RECORDS FOR THE EXERCISE:

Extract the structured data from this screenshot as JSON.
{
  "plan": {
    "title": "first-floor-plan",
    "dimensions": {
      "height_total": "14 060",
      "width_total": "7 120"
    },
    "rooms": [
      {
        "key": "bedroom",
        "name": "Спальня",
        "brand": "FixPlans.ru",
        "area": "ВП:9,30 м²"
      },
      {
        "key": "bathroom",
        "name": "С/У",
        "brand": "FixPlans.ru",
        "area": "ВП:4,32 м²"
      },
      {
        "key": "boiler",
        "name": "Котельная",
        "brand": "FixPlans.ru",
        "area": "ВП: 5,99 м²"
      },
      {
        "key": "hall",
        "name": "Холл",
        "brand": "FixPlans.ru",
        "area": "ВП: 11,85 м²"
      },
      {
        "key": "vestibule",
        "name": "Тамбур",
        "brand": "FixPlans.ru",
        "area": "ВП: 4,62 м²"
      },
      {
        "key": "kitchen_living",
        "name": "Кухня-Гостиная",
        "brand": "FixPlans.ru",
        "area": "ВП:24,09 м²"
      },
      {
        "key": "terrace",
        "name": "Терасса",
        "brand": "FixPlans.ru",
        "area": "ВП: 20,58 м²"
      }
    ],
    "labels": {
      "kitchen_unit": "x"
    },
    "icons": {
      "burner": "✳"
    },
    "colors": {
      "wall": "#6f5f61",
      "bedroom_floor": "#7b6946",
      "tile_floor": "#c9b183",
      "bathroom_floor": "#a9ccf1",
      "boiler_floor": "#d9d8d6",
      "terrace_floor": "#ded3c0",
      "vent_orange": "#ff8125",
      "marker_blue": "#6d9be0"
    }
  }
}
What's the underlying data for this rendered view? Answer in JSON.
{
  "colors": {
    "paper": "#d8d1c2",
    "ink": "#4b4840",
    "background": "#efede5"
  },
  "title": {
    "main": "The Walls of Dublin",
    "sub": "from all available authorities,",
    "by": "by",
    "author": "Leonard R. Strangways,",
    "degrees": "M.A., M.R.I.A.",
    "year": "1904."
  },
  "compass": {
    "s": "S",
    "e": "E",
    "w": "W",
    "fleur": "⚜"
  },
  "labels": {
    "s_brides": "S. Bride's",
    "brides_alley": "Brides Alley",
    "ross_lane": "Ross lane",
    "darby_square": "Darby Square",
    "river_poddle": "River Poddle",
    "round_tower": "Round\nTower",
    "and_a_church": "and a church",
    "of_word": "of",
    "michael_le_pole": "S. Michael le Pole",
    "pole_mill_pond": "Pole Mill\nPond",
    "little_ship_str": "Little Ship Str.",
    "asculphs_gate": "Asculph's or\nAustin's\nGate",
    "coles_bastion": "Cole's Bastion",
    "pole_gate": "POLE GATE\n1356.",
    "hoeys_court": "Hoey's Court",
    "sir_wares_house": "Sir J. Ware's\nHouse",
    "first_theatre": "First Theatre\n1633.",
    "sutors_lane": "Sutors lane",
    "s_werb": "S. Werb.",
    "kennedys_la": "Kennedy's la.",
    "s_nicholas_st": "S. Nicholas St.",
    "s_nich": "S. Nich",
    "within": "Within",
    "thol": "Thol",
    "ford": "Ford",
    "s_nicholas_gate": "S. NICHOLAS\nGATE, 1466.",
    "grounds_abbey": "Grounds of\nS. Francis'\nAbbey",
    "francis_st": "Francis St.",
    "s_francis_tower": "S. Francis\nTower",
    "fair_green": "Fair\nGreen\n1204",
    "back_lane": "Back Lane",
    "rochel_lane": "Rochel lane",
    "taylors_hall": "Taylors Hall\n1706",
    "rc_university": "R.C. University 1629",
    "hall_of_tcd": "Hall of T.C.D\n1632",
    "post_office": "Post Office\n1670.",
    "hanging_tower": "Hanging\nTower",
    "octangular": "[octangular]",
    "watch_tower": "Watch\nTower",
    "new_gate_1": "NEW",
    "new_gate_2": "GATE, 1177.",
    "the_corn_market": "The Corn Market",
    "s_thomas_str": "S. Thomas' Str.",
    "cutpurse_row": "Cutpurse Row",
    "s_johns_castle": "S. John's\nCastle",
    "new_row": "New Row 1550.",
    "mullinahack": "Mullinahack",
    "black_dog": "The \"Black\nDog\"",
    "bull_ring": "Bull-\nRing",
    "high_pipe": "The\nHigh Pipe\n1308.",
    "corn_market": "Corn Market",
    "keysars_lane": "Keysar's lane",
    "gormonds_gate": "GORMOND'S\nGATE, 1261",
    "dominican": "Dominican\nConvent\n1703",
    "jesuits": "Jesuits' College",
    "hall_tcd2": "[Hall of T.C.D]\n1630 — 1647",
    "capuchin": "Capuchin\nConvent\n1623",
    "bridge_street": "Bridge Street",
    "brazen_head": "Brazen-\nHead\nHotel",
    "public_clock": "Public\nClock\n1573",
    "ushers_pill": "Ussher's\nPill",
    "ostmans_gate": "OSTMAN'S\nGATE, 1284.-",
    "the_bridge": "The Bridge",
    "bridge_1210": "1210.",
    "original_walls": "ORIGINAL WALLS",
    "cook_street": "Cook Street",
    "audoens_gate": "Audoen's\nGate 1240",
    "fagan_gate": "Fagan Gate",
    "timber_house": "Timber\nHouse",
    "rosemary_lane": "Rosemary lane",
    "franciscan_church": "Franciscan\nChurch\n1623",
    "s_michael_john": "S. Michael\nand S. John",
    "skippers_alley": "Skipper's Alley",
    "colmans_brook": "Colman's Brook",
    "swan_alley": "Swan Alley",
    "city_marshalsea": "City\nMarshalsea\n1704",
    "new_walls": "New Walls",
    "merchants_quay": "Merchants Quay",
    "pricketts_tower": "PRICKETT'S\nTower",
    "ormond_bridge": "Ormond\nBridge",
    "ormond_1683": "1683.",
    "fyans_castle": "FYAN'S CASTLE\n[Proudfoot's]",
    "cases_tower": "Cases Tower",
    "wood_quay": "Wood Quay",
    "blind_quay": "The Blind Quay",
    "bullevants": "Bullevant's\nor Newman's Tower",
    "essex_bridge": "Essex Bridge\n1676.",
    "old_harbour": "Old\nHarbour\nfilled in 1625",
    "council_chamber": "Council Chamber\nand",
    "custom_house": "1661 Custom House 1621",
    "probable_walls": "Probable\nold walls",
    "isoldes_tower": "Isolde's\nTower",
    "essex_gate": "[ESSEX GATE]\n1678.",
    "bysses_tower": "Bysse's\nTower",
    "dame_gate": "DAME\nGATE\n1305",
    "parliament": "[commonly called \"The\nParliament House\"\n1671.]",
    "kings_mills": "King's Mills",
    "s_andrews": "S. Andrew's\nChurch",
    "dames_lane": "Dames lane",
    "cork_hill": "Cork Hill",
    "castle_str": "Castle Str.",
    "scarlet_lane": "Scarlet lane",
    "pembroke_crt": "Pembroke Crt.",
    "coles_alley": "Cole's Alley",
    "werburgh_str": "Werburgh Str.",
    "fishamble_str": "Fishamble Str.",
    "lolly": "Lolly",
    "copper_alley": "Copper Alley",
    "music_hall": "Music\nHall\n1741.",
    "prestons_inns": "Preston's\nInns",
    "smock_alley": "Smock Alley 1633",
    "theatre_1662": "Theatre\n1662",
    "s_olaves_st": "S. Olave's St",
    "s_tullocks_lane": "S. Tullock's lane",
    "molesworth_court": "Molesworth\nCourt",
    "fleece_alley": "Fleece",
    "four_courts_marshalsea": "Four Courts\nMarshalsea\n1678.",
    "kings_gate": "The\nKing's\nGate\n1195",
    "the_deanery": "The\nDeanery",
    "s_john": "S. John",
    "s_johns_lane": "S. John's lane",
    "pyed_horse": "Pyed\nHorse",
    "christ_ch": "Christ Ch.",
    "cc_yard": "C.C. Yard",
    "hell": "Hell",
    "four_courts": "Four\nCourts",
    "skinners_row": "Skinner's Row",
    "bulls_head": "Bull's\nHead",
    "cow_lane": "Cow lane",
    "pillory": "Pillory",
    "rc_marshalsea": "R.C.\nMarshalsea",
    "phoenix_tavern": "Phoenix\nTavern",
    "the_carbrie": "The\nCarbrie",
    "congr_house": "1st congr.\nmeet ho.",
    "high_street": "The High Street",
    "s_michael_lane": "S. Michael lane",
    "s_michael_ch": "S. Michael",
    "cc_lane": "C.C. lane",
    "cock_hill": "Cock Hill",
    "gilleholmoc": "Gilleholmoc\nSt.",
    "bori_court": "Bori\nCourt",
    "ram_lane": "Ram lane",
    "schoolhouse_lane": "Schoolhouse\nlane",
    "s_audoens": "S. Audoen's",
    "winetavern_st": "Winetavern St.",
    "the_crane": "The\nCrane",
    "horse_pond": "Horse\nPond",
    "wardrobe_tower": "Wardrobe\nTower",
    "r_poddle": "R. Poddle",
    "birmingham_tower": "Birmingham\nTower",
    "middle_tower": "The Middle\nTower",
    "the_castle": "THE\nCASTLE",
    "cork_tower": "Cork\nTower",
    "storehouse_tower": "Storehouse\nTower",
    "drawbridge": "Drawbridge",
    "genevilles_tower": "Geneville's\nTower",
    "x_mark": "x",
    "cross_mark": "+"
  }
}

GIVEN REQUEST: Scan the listing above for the word "nand" and show each line where it is found.

COMPLETED EXERCISE:
    "s_michael_john": "S. Michael\nand S. John",
    "council_chamber": "Council Chamber\nand",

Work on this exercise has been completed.